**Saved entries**
• • • • •

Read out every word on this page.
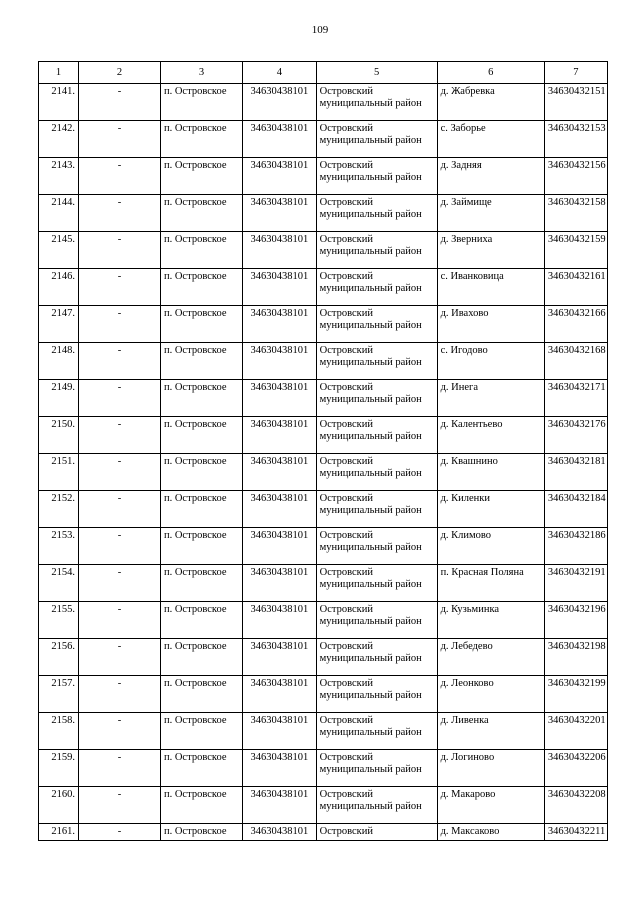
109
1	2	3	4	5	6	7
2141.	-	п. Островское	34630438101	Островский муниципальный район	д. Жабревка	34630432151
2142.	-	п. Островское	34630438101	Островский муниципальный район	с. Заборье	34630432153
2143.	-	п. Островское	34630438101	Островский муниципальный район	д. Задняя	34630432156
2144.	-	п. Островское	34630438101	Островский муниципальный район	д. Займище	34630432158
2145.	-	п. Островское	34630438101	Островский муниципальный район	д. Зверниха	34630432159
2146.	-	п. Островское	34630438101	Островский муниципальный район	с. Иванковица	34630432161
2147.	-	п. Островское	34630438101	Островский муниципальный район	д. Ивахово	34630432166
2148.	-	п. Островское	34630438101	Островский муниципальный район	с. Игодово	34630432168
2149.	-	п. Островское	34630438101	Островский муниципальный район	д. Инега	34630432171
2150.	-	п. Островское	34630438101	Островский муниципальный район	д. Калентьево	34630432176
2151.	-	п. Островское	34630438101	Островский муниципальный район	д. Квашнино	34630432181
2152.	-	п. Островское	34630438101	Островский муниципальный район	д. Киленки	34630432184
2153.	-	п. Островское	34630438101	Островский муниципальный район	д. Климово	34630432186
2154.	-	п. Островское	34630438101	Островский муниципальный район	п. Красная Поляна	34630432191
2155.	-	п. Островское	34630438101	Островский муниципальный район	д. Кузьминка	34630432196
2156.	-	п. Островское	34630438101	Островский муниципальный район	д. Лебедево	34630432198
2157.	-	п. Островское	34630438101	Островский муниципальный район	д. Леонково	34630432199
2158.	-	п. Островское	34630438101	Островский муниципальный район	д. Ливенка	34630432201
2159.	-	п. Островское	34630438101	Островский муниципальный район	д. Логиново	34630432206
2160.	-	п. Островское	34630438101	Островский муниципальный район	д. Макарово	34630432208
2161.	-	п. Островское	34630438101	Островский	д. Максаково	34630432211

• • • • •

**EXERCISE DESCRIPTION**
Restate the records word for word, omitting images.

**OUTPUT OF THE TASK**
Read out every word on this page.
109
1	2	3	4	5	6	7
2141.	-	п. Островское	34630438101	Островский муниципальный район	д. Жабревка	34630432151
2142.	-	п. Островское	34630438101	Островский муниципальный район	с. Заборье	34630432153
2143.	-	п. Островское	34630438101	Островский муниципальный район	д. Задняя	34630432156
2144.	-	п. Островское	34630438101	Островский муниципальный район	д. Займище	34630432158
2145.	-	п. Островское	34630438101	Островский муниципальный район	д. Зверниха	34630432159
2146.	-	п. Островское	34630438101	Островский муниципальный район	с. Иванковица	34630432161
2147.	-	п. Островское	34630438101	Островский муниципальный район	д. Ивахово	34630432166
2148.	-	п. Островское	34630438101	Островский муниципальный район	с. Игодово	34630432168
2149.	-	п. Островское	34630438101	Островский муниципальный район	д. Инега	34630432171
2150.	-	п. Островское	34630438101	Островский муниципальный район	д. Калентьево	34630432176
2151.	-	п. Островское	34630438101	Островский муниципальный район	д. Квашнино	34630432181
2152.	-	п. Островское	34630438101	Островский муниципальный район	д. Киленки	34630432184
2153.	-	п. Островское	34630438101	Островский муниципальный район	д. Климово	34630432186
2154.	-	п. Островское	34630438101	Островский муниципальный район	п. Красная Поляна	34630432191
2155.	-	п. Островское	34630438101	Островский муниципальный район	д. Кузьминка	34630432196
2156.	-	п. Островское	34630438101	Островский муниципальный район	д. Лебедево	34630432198
2157.	-	п. Островское	34630438101	Островский муниципальный район	д. Леонково	34630432199
2158.	-	п. Островское	34630438101	Островский муниципальный район	д. Ливенка	34630432201
2159.	-	п. Островское	34630438101	Островский муниципальный район	д. Логиново	34630432206
2160.	-	п. Островское	34630438101	Островский муниципальный район	д. Макарово	34630432208
2161.	-	п. Островское	34630438101	Островский	д. Максаково	34630432211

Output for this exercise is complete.